Recorded data:
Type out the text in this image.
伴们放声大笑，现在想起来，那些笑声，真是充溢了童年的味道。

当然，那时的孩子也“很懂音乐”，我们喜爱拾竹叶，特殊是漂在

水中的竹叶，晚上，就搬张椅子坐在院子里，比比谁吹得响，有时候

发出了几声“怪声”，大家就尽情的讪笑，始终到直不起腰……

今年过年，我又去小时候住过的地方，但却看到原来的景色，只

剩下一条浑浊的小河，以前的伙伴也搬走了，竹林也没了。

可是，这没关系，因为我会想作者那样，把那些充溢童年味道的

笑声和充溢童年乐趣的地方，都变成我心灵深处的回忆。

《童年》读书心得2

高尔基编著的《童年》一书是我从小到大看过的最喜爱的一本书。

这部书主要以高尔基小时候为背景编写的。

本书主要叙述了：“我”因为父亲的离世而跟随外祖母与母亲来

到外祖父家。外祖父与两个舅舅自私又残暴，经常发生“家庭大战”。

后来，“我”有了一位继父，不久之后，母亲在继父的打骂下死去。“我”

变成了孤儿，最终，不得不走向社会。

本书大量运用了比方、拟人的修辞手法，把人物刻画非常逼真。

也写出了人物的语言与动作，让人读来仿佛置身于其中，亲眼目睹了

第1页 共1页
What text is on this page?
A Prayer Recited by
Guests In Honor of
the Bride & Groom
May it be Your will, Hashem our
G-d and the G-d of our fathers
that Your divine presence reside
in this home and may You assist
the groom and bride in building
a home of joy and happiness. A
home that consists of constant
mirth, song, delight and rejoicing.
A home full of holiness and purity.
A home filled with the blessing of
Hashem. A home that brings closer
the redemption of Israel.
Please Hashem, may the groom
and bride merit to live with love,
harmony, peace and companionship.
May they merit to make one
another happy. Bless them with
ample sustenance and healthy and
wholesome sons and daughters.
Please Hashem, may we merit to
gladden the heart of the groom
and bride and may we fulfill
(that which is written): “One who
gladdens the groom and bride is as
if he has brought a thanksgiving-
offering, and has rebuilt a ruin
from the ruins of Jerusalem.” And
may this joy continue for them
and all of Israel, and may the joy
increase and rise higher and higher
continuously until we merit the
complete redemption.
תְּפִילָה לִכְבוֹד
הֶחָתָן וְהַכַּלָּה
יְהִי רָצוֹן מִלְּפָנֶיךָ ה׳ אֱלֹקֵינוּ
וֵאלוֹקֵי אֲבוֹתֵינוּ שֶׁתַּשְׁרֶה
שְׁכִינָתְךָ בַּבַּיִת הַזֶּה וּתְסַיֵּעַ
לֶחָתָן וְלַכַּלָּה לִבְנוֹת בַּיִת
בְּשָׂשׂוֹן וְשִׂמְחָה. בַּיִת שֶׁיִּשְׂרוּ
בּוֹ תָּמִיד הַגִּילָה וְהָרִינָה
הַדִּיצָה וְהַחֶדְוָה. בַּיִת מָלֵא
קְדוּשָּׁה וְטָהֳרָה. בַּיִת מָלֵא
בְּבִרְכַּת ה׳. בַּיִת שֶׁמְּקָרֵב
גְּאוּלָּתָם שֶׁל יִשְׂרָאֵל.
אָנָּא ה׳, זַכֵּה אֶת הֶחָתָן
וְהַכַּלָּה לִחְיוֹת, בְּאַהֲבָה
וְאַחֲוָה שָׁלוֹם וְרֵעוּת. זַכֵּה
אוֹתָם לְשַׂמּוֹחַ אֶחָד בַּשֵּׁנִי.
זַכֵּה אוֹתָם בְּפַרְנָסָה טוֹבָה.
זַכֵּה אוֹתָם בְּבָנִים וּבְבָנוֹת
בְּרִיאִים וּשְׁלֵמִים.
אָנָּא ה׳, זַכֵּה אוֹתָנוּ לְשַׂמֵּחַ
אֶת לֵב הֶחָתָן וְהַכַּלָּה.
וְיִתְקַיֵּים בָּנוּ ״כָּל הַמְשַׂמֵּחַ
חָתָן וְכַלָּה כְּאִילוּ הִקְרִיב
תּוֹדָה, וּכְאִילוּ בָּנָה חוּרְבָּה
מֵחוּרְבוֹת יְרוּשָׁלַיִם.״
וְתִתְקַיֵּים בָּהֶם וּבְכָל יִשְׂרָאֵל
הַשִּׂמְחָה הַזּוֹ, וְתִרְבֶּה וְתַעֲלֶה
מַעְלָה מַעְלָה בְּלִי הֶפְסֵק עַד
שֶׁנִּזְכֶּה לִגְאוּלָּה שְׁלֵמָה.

Aim of the exercise:
Write out all of the records above exactly as they appear.

Written answer:
Type out the text in this image.
伴们放声大笑，现在想起来，那些笑声，真是充溢了童年的味道。

当然，那时的孩子也“很懂音乐”，我们喜爱拾竹叶，特殊是漂在

水中的竹叶，晚上，就搬张椅子坐在院子里，比比谁吹得响，有时候

发出了几声“怪声”，大家就尽情的讪笑，始终到直不起腰……

今年过年，我又去小时候住过的地方，但却看到原来的景色，只

剩下一条浑浊的小河，以前的伙伴也搬走了，竹林也没了。

可是，这没关系，因为我会想作者那样，把那些充溢童年味道的

笑声和充溢童年乐趣的地方，都变成我心灵深处的回忆。

《童年》读书心得2

高尔基编著的《童年》一书是我从小到大看过的最喜爱的一本书。

这部书主要以高尔基小时候为背景编写的。

本书主要叙述了：“我”因为父亲的离世而跟随外祖母与母亲来

到外祖父家。外祖父与两个舅舅自私又残暴，经常发生“家庭大战”。

后来，“我”有了一位继父，不久之后，母亲在继父的打骂下死去。“我”

变成了孤儿，最终，不得不走向社会。

本书大量运用了比方、拟人的修辞手法，把人物刻画非常逼真。

也写出了人物的语言与动作，让人读来仿佛置身于其中，亲眼目睹了

第1页 共1页
What text is on this page?
A Prayer Recited by
Guests In Honor of
the Bride & Groom
May it be Your will, Hashem our
G-d and the G-d of our fathers
that Your divine presence reside
in this home and may You assist
the groom and bride in building
a home of joy and happiness. A
home that consists of constant
mirth, song, delight and rejoicing.
A home full of holiness and purity.
A home filled with the blessing of
Hashem. A home that brings closer
the redemption of Israel.
Please Hashem, may the groom
and bride merit to live with love,
harmony, peace and companionship.
May they merit to make one
another happy. Bless them with
ample sustenance and healthy and
wholesome sons and daughters.
Please Hashem, may we merit to
gladden the heart of the groom
and bride and may we fulfill
(that which is written): “One who
gladdens the groom and bride is as
if he has brought a thanksgiving-
offering, and has rebuilt a ruin
from the ruins of Jerusalem.” And
may this joy continue for them
and all of Israel, and may the joy
increase and rise higher and higher
continuously until we merit the
complete redemption.
תְּפִילָה לִכְבוֹד
הֶחָתָן וְהַכַּלָּה
יְהִי רָצוֹן מִלְּפָנֶיךָ ה׳ אֱלֹקֵינוּ
וֵאלוֹקֵי אֲבוֹתֵינוּ שֶׁתַּשְׁרֶה
שְׁכִינָתְךָ בַּבַּיִת הַזֶּה וּתְסַיֵּעַ
לֶחָתָן וְלַכַּלָּה לִבְנוֹת בַּיִת
בְּשָׂשׂוֹן וְשִׂמְחָה. בַּיִת שֶׁיִּשְׂרוּ
בּוֹ תָּמִיד הַגִּילָה וְהָרִינָה
הַדִּיצָה וְהַחֶדְוָה. בַּיִת מָלֵא
קְדוּשָּׁה וְטָהֳרָה. בַּיִת מָלֵא
בְּבִרְכַּת ה׳. בַּיִת שֶׁמְּקָרֵב
גְּאוּלָּתָם שֶׁל יִשְׂרָאֵל.
אָנָּא ה׳, זַכֵּה אֶת הֶחָתָן
וְהַכַּלָּה לִחְיוֹת, בְּאַהֲבָה
וְאַחֲוָה שָׁלוֹם וְרֵעוּת. זַכֵּה
אוֹתָם לְשַׂמּוֹחַ אֶחָד בַּשֵּׁנִי.
זַכֵּה אוֹתָם בְּפַרְנָסָה טוֹבָה.
זַכֵּה אוֹתָם בְּבָנִים וּבְבָנוֹת
בְּרִיאִים וּשְׁלֵמִים.
אָנָּא ה׳, זַכֵּה אוֹתָנוּ לְשַׂמֵּחַ
אֶת לֵב הֶחָתָן וְהַכַּלָּה.
וְיִתְקַיֵּים בָּנוּ ״כָּל הַמְשַׂמֵּחַ
חָתָן וְכַלָּה כְּאִילוּ הִקְרִיב
תּוֹדָה, וּכְאִילוּ בָּנָה חוּרְבָּה
מֵחוּרְבוֹת יְרוּשָׁלַיִם.״
וְתִתְקַיֵּים בָּהֶם וּבְכָל יִשְׂרָאֵל
הַשִּׂמְחָה הַזּוֹ, וְתִרְבֶּה וְתַעֲלֶה
מַעְלָה מַעְלָה בְּלִי הֶפְסֵק עַד
שֶׁנִּזְכֶּה לִגְאוּלָּה שְׁלֵמָה.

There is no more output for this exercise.